-------- Material provided --------
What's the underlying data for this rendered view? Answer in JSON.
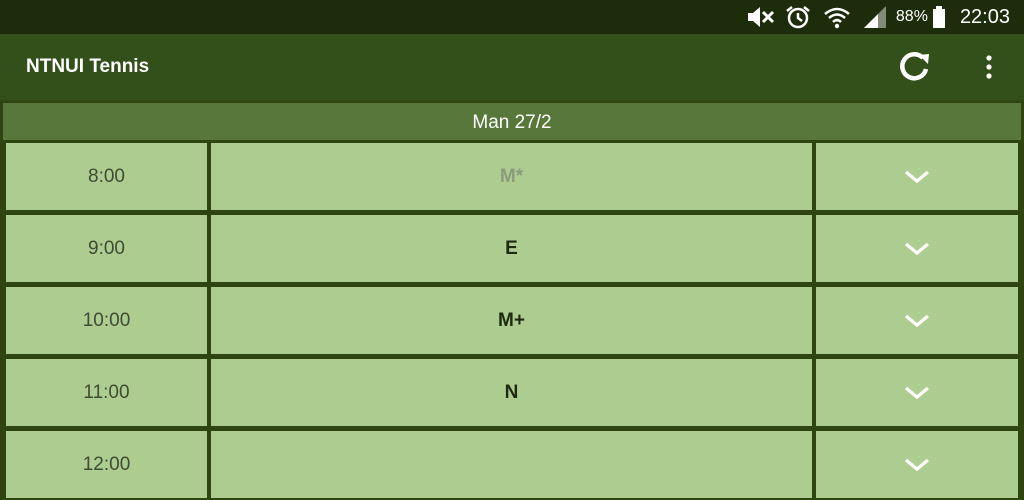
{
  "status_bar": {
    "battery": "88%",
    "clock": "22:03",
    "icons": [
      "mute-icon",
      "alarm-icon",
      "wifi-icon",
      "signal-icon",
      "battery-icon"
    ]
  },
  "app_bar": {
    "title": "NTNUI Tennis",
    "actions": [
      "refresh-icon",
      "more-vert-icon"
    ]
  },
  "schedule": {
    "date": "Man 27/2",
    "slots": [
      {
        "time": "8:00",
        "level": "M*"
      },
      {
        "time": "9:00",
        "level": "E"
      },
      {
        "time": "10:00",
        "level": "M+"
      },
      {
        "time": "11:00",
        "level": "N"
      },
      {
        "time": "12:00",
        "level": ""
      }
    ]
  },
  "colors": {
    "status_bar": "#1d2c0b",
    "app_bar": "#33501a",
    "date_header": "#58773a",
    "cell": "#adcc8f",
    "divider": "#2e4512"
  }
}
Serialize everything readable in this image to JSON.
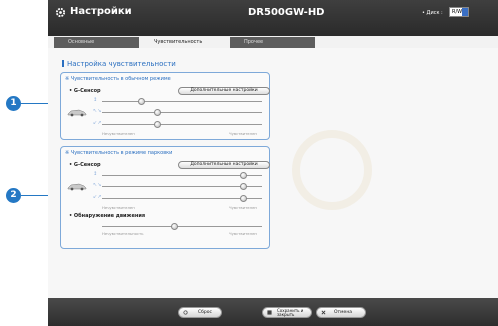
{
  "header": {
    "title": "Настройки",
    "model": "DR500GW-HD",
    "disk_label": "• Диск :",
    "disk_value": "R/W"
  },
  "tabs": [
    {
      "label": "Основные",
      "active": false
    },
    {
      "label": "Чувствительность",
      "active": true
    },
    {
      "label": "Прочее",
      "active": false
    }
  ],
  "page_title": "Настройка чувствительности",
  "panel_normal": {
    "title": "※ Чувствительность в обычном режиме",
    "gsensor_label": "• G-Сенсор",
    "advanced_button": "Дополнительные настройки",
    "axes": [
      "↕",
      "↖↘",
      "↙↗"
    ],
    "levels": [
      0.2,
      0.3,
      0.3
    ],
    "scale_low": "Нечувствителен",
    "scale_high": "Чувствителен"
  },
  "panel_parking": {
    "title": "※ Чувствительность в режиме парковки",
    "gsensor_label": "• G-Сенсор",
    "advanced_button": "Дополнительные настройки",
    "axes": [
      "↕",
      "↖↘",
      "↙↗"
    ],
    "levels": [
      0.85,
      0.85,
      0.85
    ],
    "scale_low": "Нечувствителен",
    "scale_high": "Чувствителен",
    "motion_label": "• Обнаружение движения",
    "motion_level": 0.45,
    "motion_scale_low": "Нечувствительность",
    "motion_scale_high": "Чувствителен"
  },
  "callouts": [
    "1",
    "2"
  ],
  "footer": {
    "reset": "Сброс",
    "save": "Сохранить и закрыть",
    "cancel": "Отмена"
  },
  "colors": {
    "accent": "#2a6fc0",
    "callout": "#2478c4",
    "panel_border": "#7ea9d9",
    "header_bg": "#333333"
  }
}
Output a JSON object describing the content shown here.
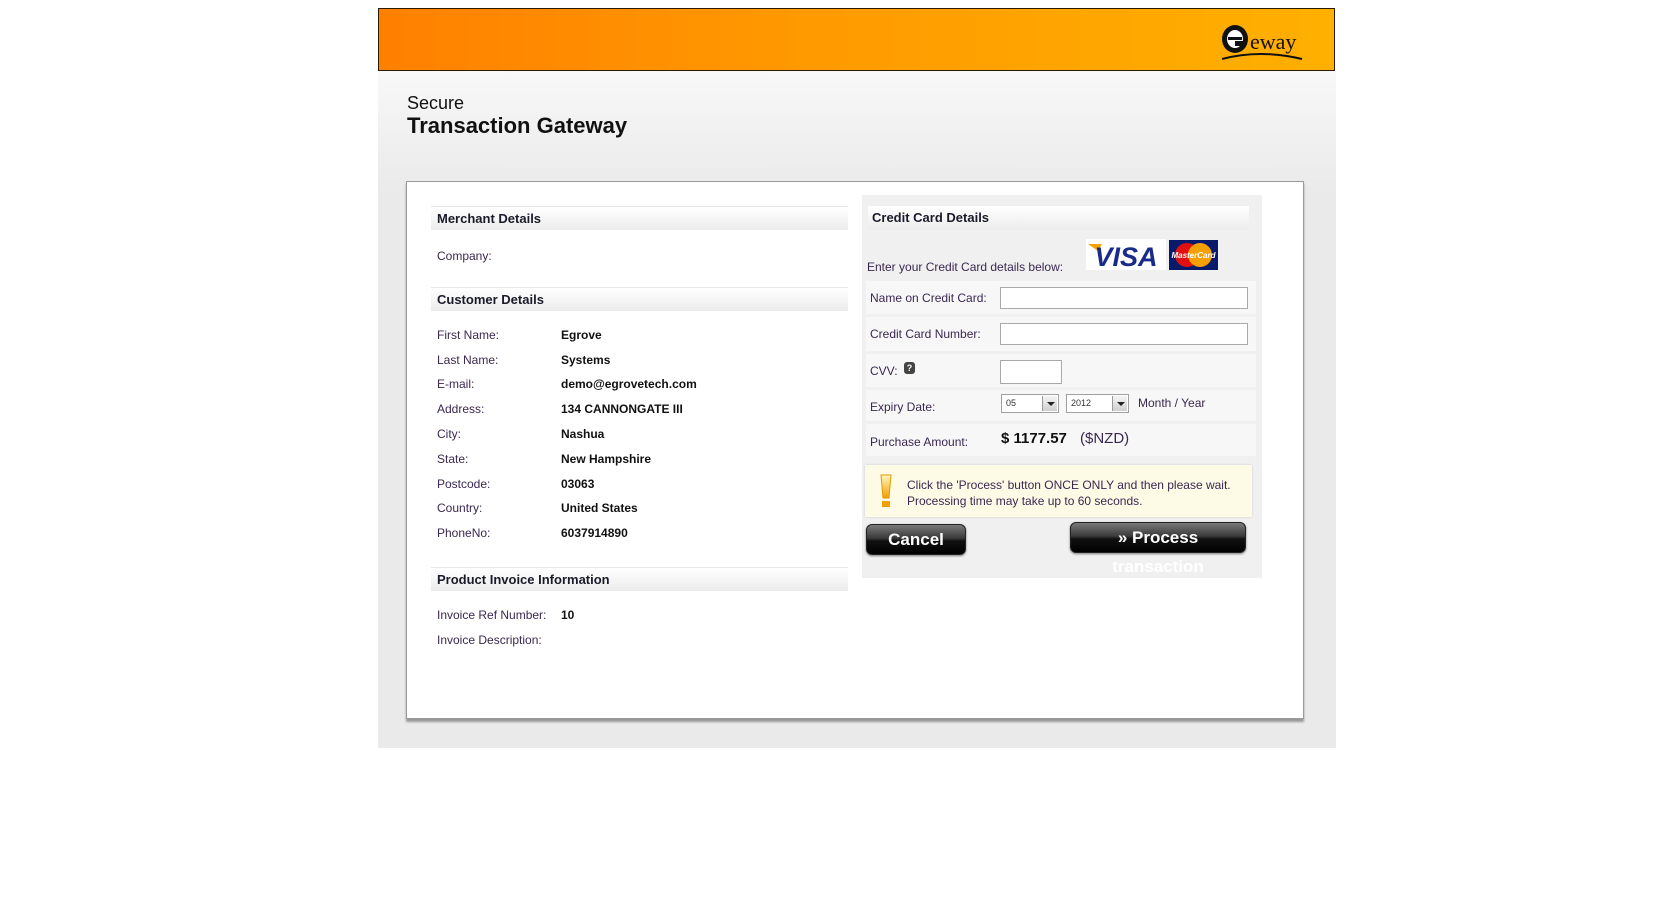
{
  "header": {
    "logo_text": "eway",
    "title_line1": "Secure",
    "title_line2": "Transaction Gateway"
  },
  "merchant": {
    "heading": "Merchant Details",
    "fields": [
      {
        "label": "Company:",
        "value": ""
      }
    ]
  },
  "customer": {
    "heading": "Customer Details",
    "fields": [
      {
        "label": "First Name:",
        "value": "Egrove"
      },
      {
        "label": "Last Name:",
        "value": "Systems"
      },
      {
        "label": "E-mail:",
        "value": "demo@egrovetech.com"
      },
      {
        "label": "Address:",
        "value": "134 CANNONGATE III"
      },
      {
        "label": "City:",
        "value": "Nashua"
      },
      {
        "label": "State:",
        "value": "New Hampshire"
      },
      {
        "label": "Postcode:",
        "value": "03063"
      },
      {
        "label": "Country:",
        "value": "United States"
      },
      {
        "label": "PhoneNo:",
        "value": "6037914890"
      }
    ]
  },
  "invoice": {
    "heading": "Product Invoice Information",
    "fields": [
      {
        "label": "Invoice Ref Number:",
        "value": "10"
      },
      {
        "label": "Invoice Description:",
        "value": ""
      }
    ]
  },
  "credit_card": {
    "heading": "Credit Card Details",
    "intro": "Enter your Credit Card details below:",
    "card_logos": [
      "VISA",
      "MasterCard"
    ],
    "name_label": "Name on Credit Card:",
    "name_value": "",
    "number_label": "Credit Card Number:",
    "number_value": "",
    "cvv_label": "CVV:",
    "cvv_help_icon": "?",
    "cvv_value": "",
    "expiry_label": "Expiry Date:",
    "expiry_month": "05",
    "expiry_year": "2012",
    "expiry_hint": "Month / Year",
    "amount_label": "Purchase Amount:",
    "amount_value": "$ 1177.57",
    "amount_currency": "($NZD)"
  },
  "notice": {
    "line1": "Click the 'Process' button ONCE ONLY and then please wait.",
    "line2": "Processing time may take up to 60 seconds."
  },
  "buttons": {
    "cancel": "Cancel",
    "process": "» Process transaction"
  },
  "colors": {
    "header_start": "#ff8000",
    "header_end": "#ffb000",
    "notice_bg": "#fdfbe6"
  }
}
--------
-------- Material provided --------
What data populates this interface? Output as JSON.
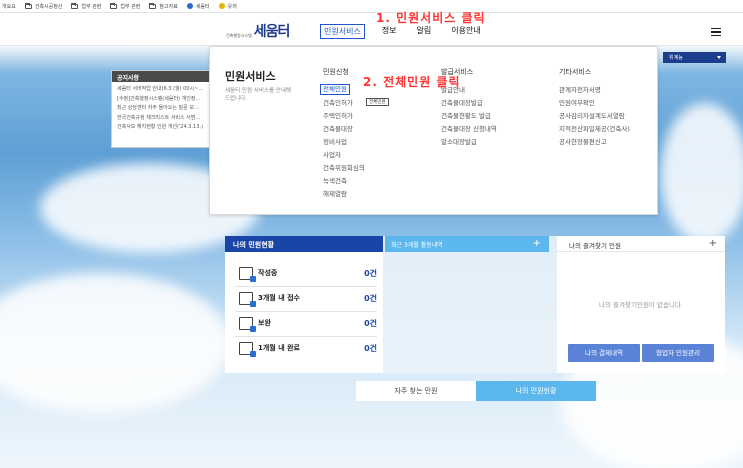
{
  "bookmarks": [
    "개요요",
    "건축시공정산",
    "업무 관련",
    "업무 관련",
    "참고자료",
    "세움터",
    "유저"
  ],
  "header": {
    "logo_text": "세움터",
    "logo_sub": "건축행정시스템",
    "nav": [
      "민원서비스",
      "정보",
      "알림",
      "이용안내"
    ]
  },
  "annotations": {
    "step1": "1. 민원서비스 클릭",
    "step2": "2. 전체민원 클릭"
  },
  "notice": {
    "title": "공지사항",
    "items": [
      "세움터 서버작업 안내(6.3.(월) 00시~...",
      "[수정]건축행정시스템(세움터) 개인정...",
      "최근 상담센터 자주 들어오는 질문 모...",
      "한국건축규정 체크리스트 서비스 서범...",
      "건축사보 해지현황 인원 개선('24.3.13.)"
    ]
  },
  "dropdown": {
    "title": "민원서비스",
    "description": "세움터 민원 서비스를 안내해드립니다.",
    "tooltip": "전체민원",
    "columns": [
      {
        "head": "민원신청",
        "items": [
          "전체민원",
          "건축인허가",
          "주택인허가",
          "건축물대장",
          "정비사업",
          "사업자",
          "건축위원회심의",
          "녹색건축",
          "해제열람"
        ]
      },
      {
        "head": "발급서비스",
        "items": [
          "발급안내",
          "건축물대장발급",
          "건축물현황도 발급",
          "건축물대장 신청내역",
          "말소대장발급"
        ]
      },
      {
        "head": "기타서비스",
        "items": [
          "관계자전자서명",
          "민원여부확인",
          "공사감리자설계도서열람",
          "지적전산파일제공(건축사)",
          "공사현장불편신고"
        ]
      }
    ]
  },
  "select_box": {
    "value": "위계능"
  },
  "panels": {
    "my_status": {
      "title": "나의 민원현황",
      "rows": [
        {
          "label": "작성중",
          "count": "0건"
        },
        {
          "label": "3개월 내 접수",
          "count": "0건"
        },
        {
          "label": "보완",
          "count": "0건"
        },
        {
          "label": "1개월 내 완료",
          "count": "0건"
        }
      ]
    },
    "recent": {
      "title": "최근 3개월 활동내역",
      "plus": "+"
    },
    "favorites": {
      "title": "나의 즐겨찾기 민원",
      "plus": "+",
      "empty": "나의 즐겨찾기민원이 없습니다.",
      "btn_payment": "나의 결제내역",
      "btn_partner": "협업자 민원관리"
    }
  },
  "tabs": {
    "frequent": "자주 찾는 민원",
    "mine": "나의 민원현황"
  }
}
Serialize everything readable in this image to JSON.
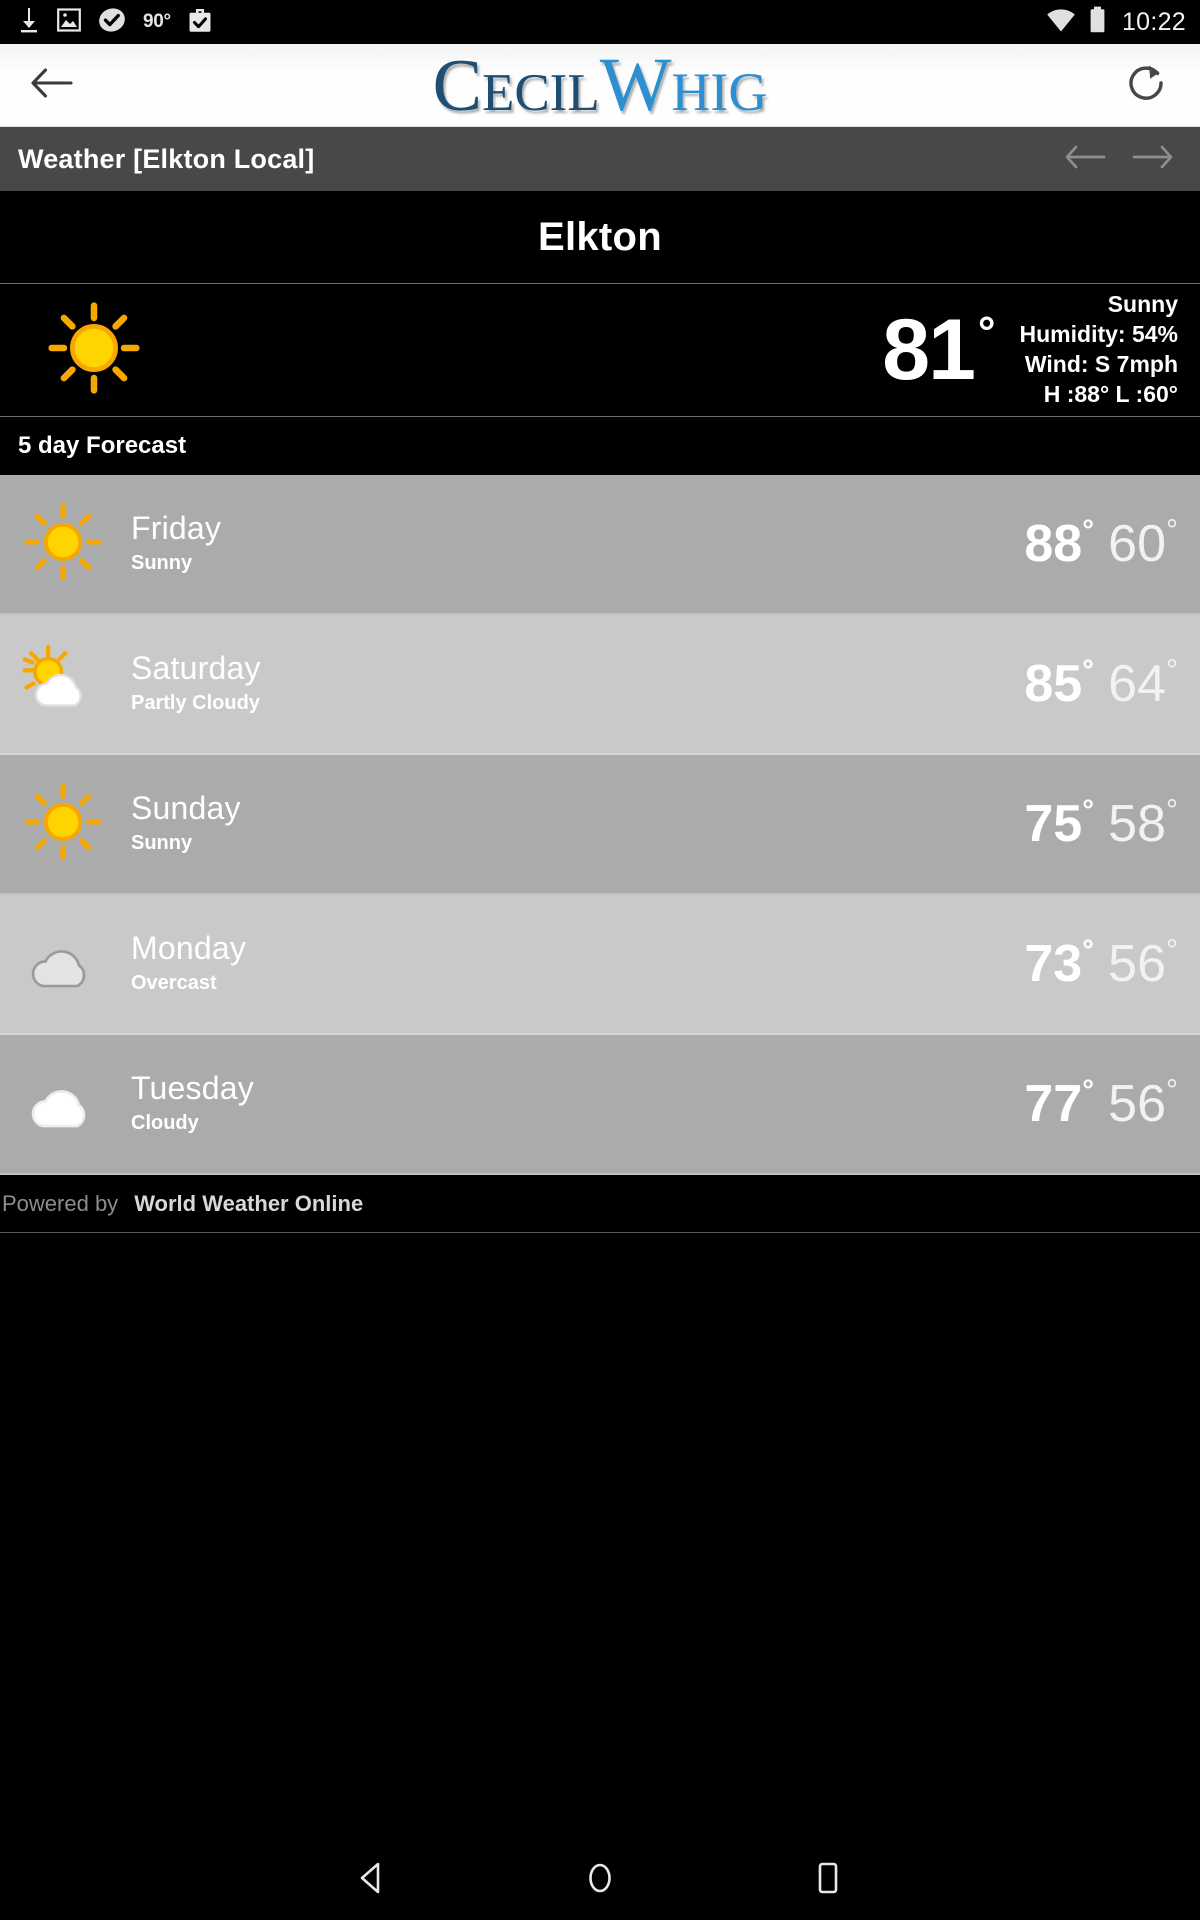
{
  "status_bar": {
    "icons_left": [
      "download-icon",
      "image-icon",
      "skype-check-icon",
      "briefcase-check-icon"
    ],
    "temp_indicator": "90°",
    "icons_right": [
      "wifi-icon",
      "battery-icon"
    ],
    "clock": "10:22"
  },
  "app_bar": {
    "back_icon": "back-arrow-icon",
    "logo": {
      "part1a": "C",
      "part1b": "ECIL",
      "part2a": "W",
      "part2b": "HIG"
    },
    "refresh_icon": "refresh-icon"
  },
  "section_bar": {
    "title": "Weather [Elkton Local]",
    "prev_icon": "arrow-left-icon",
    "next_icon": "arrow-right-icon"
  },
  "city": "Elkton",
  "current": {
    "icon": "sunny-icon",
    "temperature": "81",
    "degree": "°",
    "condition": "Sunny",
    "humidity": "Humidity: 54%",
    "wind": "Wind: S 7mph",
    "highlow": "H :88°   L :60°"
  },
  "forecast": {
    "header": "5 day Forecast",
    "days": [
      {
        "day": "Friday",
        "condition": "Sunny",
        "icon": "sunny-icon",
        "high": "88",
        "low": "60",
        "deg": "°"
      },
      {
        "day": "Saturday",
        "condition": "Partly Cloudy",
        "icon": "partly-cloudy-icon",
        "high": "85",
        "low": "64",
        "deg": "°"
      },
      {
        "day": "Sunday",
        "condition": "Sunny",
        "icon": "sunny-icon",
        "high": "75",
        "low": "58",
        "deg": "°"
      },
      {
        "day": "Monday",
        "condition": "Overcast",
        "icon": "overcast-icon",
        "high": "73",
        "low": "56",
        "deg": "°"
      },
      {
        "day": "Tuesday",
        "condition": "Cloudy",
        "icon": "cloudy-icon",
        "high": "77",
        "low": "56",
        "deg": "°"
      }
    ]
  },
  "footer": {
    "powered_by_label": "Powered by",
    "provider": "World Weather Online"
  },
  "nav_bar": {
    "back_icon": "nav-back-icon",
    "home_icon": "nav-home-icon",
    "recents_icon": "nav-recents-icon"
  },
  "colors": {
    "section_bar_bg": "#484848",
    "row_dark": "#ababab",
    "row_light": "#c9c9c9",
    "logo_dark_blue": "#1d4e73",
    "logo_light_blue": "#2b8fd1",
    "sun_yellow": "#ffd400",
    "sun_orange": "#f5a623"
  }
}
--------
*Given exercise*.
Go through the entries and return each line where the word "time" appears.

*Worked solution*.
        "time": "8:00",
        "time": "9:00",
        "time": "10:00",
        "time": "11:00",
        "time": "12:00",
    "line2": "Processing time may take up to 60 seconds."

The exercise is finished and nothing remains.